## Document

■ ■ ■ ■ ■ ■ ■

30/08: Week One at Neta, Rajbara

(Heads up – blog posts will be infrequent and unreliable due to Nepal’s distinct lack of 3G and you can forget about the vlogs. I’ll add photos when I can.)

We left Kathmandu on Saturday morning and enjoyed a 14 hour *real-life-mario-kart* jeep journey. There’s nothing quite like the adrenaline rush of being woken up by smashing into the front seat as we swerve to avoid the van with the goat on the roof (who then pulled us over to beef driver). Eventually we didn’t reach Neta, instead we stayed the night at Thulabesi (the largest ‘town’ from us) with a random Nepali family. With 2 single beds between 4 of us, the night was cosy. Following a cheeky 4 hour hike (*climb) on Sunday, we made it here by lunch time – only 2 days behind schedule (Nepali time for you.).

■ ■ ■ ■ ■ ■ ■

Collection entries:
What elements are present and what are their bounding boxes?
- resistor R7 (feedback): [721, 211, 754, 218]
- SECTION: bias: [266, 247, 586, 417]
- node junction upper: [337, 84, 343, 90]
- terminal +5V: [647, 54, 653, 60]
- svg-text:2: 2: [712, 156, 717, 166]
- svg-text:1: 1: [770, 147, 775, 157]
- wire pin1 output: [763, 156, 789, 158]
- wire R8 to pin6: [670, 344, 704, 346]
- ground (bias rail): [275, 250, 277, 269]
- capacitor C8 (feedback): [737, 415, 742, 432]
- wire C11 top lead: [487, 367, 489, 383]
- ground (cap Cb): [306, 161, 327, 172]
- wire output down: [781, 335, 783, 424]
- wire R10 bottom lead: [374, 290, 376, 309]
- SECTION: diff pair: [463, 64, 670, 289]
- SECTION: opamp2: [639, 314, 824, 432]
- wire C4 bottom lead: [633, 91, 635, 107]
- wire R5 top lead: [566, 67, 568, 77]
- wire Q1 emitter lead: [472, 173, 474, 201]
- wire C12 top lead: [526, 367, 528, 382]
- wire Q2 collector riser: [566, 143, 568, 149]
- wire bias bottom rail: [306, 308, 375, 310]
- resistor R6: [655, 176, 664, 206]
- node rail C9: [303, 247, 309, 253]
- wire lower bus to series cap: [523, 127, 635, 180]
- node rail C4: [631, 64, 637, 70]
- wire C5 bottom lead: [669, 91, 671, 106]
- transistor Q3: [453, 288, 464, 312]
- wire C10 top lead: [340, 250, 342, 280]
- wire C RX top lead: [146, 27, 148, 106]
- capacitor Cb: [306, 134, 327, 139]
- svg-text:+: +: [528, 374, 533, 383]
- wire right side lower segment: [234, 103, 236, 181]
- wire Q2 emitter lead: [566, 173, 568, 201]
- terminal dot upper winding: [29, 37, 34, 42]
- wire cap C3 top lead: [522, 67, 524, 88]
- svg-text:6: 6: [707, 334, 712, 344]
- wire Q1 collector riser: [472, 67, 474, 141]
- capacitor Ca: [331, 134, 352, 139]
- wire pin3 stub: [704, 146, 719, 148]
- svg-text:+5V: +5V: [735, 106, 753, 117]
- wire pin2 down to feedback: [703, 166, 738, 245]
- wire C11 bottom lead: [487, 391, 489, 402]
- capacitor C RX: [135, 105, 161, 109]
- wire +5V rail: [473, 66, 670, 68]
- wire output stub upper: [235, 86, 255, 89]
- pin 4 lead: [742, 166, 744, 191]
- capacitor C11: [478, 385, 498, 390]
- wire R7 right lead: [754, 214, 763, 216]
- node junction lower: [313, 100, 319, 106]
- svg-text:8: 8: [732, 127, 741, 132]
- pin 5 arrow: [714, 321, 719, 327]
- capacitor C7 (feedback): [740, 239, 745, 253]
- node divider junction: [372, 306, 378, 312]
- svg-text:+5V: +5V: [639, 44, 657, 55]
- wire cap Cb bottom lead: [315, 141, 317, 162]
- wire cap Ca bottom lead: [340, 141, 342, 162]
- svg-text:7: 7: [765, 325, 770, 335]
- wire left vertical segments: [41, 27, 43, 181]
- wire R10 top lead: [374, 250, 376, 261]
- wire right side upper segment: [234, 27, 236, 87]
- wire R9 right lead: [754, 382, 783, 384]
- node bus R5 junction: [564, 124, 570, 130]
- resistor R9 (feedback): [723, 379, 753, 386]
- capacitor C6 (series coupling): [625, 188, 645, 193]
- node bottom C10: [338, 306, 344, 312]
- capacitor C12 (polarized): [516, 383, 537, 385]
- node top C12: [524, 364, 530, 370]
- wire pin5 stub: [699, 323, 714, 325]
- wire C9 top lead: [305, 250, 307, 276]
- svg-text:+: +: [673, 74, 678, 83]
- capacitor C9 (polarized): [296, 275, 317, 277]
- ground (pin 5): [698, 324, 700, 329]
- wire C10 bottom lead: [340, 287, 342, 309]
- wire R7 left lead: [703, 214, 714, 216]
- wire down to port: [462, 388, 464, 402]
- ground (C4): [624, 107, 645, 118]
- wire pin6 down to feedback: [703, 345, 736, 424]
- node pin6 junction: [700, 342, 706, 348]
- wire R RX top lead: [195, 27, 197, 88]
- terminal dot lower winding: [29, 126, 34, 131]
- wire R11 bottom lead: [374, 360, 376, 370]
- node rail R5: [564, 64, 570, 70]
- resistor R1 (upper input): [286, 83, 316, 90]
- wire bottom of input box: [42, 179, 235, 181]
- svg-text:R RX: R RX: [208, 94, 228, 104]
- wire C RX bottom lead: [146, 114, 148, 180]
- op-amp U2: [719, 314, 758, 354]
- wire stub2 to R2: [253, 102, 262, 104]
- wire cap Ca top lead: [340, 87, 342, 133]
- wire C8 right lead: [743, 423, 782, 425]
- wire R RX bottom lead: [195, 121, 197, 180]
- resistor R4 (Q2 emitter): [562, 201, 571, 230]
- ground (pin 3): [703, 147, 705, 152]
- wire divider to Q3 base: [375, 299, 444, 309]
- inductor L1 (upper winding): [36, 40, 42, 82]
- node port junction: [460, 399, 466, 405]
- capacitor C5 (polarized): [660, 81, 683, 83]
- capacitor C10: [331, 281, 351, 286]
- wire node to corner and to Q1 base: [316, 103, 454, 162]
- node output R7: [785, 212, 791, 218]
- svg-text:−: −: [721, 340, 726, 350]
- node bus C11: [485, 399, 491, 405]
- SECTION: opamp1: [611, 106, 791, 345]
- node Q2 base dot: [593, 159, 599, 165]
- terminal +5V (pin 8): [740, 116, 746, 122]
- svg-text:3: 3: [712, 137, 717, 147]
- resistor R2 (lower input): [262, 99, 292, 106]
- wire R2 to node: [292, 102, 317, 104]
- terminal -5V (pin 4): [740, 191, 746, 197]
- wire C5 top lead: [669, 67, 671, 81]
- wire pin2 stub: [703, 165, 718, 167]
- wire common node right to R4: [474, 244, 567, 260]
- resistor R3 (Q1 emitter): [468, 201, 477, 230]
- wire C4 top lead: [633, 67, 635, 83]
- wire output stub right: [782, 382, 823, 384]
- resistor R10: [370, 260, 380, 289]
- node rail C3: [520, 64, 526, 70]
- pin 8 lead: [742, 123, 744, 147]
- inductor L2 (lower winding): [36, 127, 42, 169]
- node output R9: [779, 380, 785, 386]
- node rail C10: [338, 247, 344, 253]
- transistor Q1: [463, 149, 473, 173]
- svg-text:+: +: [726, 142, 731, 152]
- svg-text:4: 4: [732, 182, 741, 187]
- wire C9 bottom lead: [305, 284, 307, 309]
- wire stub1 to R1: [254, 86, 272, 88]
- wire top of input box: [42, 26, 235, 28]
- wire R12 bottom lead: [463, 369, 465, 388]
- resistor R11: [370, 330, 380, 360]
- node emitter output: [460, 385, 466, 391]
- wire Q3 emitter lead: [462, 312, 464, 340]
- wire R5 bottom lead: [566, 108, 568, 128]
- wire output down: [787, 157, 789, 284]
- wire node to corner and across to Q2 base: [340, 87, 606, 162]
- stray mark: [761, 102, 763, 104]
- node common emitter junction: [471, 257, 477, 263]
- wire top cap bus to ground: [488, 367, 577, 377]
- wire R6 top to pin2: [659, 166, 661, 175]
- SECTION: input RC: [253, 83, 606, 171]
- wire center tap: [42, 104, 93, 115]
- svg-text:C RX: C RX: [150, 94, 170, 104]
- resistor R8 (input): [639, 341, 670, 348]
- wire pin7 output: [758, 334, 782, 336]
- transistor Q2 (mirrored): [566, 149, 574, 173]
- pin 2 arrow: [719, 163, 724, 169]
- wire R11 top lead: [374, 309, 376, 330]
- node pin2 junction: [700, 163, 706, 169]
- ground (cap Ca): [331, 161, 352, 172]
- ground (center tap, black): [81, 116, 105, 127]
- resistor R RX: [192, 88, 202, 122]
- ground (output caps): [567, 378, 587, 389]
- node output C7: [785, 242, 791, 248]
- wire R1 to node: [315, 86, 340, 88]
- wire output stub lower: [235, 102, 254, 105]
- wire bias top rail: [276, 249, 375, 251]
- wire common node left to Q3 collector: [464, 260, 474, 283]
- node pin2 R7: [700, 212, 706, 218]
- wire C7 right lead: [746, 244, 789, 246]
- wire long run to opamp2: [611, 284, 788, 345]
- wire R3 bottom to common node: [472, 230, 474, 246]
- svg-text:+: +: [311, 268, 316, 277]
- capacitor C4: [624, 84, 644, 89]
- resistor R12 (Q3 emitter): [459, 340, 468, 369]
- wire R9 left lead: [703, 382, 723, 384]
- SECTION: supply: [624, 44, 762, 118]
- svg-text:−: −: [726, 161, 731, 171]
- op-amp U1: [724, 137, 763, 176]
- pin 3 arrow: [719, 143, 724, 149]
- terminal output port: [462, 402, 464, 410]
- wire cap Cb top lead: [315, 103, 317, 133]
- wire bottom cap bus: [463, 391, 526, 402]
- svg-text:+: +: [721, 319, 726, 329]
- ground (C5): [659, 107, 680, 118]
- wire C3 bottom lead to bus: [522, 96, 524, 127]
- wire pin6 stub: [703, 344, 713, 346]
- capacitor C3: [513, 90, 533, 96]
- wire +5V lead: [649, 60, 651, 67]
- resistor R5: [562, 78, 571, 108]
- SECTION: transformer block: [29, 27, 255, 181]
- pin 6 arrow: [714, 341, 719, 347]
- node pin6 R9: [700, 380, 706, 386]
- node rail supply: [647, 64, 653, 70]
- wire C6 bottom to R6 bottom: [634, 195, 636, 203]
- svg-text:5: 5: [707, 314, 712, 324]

■ ■ ■ ■ ■ ■ ■

Please pick up the blog post about the first week at Neta, Rajbara, and write its next part, starting right after its final sentence. The rows are not needed here.

## Result below
Selin and I share a 4 square foot room off our lovely host Pahrvati’s house. We have 2 gas rings to cook on but we have no idea how we’ll finish the enormous bag of rice they’ve given us within the year (especially as it’s probably meant to last a week). Thankfully we are not a 6 hour walk from school (as promised by Project Trust) rather school is 10m from our beds. *PrOJecT tRuSt liEs* 

The week’s been interesting…

We immediately began teaching Monday without a curriculum or lesson plans. We have both already learnt a lot – especially in our afternoon classes (Selin has 2 hours with 3-4 year olds and I have it with 5-6 year olds). There is a very fine balance between keeping kids engaged, not too hyper, not throwing bags at each other, not climbing the rafters, not pulling our trousers down and actually in the classroom – let alone teaching them any English (when some don’t speak Nepali). Our morning classes are better as the kids are a bit older and can engage more easily with the work. The whole community’s extremely friendly (we had about 6 people at one point trying to help us make our sim cards work to contact home).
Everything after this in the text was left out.